[Dataset items]
=====

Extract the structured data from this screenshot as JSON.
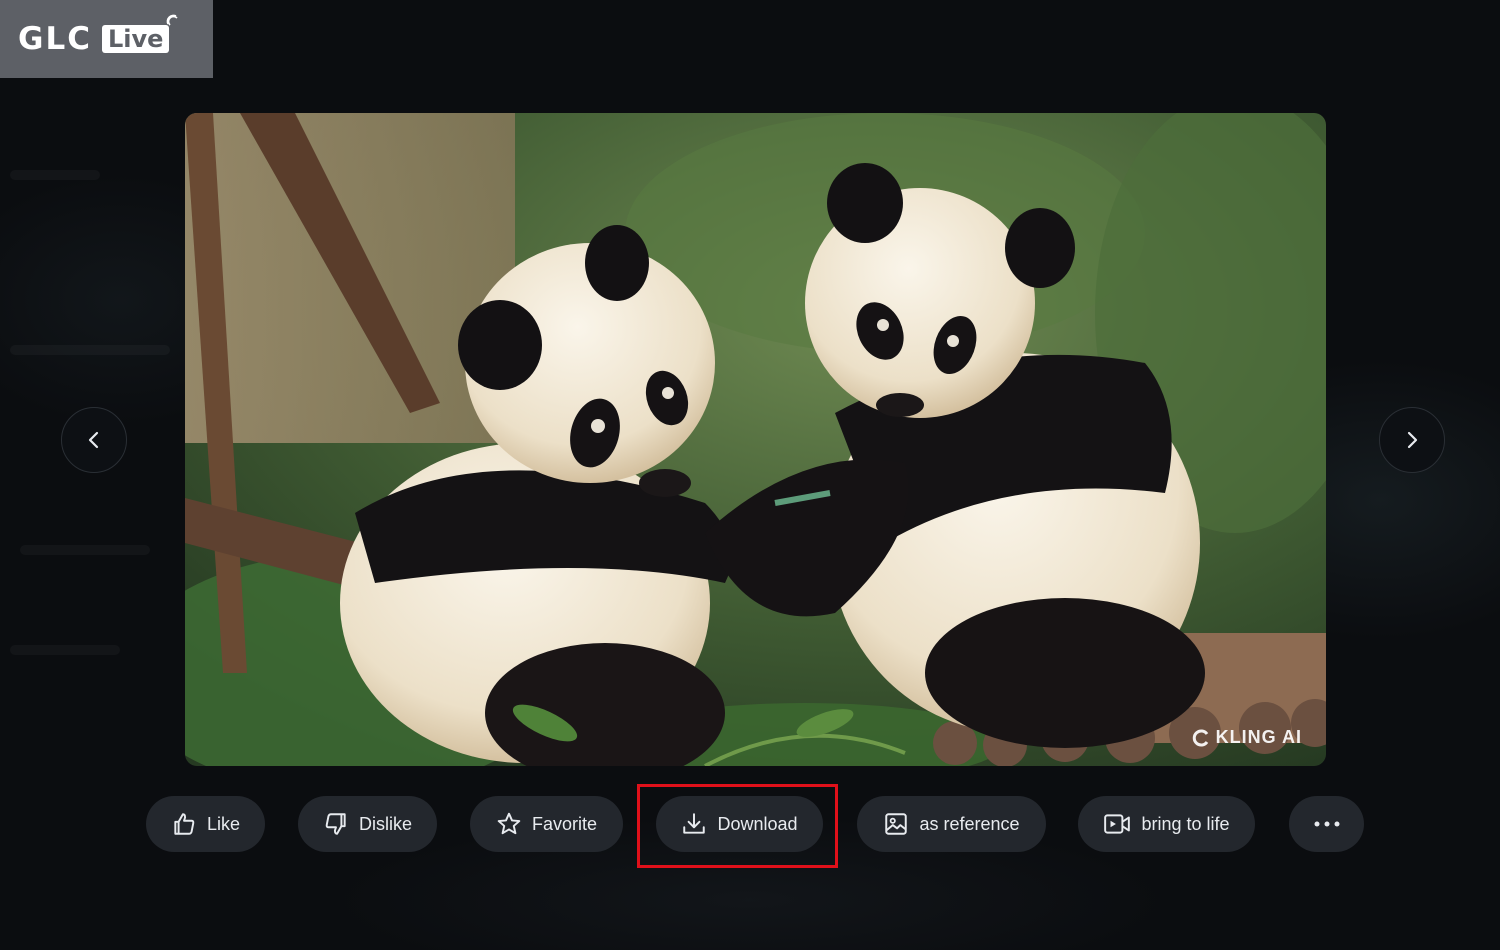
{
  "logo": {
    "glc": "GLC",
    "live": "Live"
  },
  "viewer": {
    "image_watermark": "KLING AI",
    "prev_icon": "chevron-left-icon",
    "next_icon": "chevron-right-icon"
  },
  "actions": [
    {
      "label": "Like",
      "icon": "thumbs-up-icon"
    },
    {
      "label": "Dislike",
      "icon": "thumbs-down-icon"
    },
    {
      "label": "Favorite",
      "icon": "star-icon"
    },
    {
      "label": "Download",
      "icon": "download-icon"
    },
    {
      "label": "as reference",
      "icon": "image-icon"
    },
    {
      "label": "bring to life",
      "icon": "video-icon"
    }
  ],
  "more_icon": "more-horizontal-icon",
  "colors": {
    "accent_highlight": "#e0101a",
    "button_bg": "#23272d",
    "page_bg": "#0b0d10"
  }
}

=====

> _Required task_: Leave every image out, and retype the material exactly.

> _Exercise result_:
Extract the structured data from this screenshot as JSON.
{
  "logo": {
    "glc": "GLC",
    "live": "Live"
  },
  "viewer": {
    "image_watermark": "KLING AI",
    "prev_icon": "chevron-left-icon",
    "next_icon": "chevron-right-icon"
  },
  "actions": [
    {
      "label": "Like",
      "icon": "thumbs-up-icon"
    },
    {
      "label": "Dislike",
      "icon": "thumbs-down-icon"
    },
    {
      "label": "Favorite",
      "icon": "star-icon"
    },
    {
      "label": "Download",
      "icon": "download-icon"
    },
    {
      "label": "as reference",
      "icon": "image-icon"
    },
    {
      "label": "bring to life",
      "icon": "video-icon"
    }
  ],
  "more_icon": "more-horizontal-icon",
  "colors": {
    "accent_highlight": "#e0101a",
    "button_bg": "#23272d",
    "page_bg": "#0b0d10"
  }
}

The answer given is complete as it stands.